## Task directions
List all the lines in these records that hold "知られざる真実".

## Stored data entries
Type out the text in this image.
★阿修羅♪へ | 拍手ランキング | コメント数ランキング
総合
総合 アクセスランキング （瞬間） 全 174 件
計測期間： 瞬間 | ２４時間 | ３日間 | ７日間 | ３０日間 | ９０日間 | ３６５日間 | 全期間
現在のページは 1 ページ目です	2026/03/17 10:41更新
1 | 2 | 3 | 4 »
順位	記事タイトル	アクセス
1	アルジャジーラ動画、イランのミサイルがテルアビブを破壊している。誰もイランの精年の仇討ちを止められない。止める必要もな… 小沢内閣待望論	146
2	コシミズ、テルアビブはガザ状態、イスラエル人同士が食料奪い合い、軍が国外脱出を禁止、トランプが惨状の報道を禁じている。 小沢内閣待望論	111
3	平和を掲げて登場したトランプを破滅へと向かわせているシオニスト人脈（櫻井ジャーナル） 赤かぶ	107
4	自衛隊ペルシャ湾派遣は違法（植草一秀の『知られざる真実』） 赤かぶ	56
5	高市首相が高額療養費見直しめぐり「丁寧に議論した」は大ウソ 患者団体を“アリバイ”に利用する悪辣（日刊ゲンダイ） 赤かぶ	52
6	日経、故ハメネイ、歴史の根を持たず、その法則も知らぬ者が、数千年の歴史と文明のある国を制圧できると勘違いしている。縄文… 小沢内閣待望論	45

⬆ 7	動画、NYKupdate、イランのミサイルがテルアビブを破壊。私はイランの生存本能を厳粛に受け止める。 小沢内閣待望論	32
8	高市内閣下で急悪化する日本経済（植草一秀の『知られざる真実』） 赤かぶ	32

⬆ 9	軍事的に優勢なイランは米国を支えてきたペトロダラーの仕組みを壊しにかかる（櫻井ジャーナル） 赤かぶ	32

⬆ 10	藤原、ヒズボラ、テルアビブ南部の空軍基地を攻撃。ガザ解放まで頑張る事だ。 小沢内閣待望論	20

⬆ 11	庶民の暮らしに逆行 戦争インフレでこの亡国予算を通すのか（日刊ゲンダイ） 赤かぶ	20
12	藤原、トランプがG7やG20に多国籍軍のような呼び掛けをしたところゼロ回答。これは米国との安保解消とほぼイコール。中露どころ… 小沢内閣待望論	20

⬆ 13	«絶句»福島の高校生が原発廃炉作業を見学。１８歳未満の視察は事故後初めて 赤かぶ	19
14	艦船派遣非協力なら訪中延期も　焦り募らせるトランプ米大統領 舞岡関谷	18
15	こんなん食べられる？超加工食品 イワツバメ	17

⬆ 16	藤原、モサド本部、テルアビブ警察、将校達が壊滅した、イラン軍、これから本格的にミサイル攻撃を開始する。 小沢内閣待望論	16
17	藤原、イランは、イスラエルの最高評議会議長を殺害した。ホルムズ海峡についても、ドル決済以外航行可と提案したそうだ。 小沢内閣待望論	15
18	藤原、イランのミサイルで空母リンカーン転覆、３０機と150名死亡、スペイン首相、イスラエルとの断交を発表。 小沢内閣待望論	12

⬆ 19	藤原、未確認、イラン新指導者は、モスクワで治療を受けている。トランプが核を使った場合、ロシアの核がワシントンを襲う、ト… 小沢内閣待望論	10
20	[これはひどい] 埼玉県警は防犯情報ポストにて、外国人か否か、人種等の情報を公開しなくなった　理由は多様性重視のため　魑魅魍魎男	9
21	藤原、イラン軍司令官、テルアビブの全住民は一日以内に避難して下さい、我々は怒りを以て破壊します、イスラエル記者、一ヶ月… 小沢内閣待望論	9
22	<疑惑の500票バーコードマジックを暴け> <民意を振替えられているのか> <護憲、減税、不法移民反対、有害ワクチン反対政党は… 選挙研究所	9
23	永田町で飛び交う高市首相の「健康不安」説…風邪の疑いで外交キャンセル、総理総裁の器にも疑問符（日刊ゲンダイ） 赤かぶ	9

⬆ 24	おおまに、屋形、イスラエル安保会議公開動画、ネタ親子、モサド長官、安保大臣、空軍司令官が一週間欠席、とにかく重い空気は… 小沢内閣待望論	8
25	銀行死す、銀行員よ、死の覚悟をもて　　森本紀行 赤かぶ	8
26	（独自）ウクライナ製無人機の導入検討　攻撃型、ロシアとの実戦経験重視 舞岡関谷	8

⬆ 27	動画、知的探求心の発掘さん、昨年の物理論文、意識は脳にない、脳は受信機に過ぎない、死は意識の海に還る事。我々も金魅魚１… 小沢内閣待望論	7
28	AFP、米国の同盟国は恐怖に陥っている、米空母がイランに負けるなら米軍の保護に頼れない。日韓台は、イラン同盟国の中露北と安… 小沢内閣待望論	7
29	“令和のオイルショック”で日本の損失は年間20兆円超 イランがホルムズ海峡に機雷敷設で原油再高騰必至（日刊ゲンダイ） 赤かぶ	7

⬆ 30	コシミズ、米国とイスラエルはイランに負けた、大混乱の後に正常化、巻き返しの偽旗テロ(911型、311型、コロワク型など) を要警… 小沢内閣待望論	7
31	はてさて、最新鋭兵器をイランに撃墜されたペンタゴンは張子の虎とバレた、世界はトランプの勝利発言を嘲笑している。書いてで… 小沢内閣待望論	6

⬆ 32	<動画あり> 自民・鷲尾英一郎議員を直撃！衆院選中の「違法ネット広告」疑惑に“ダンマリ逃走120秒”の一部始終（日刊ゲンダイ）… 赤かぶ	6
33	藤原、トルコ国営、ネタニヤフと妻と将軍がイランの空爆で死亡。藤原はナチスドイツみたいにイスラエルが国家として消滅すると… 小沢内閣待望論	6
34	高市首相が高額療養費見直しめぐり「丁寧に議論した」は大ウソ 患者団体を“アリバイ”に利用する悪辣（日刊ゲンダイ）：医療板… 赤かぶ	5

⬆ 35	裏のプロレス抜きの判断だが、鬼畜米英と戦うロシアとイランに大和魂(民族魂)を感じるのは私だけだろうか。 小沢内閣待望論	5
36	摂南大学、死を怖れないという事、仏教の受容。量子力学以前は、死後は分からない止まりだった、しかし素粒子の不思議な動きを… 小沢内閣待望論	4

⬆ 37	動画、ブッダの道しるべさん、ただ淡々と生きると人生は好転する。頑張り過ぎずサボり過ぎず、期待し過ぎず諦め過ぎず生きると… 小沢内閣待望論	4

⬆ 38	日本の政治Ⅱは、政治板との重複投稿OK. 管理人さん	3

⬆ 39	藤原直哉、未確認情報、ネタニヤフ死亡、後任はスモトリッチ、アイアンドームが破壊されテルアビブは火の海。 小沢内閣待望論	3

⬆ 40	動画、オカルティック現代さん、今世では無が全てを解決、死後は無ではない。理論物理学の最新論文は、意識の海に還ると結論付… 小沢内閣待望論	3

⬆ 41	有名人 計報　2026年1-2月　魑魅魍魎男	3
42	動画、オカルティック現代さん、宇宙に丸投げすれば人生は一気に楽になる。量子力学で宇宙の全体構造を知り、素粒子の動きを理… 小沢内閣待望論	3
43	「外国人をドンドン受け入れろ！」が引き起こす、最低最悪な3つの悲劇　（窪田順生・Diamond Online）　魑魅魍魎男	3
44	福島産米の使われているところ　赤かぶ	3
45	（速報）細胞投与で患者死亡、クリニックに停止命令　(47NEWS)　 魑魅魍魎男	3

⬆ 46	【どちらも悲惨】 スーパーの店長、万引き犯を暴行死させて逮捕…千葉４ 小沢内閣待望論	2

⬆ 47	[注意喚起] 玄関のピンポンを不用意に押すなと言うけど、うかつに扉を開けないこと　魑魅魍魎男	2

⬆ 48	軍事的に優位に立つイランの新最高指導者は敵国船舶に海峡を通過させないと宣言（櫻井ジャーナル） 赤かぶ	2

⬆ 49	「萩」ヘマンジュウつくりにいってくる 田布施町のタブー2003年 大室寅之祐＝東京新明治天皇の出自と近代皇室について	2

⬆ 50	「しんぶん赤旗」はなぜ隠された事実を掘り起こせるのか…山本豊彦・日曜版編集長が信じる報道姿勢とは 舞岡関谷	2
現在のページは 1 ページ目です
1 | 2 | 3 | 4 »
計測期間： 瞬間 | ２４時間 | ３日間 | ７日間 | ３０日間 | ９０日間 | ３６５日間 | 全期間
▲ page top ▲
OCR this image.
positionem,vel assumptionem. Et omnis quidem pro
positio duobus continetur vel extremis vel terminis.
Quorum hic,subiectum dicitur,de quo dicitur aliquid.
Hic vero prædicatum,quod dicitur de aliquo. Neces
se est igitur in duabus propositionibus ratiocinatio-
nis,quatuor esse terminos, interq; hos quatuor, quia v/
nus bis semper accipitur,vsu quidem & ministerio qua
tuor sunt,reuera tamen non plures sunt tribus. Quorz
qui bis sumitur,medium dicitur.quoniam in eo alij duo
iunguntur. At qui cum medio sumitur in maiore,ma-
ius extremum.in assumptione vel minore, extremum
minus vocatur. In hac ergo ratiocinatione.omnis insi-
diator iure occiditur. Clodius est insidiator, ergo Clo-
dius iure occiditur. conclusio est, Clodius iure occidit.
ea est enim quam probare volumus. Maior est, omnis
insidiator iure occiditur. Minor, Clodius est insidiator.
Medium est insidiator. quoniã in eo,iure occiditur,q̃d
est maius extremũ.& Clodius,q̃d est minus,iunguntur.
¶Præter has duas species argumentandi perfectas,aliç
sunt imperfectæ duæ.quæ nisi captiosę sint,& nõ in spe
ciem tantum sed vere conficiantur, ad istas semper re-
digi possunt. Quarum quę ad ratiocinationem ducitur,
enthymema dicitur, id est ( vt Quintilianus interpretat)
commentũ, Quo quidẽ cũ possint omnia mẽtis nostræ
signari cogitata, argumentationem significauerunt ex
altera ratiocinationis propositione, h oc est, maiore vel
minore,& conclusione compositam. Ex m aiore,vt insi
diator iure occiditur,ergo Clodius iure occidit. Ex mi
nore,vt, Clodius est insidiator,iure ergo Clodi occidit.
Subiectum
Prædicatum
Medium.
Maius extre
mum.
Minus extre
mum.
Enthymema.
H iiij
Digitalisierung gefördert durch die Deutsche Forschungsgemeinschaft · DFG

## The result
4	自衛隊ペルシャ湾派遣は違法（植草一秀の『知られざる真実』） 赤かぶ	56
8	高市内閣下で急悪化する日本経済（植草一秀の『知られざる真実』） 赤かぶ	32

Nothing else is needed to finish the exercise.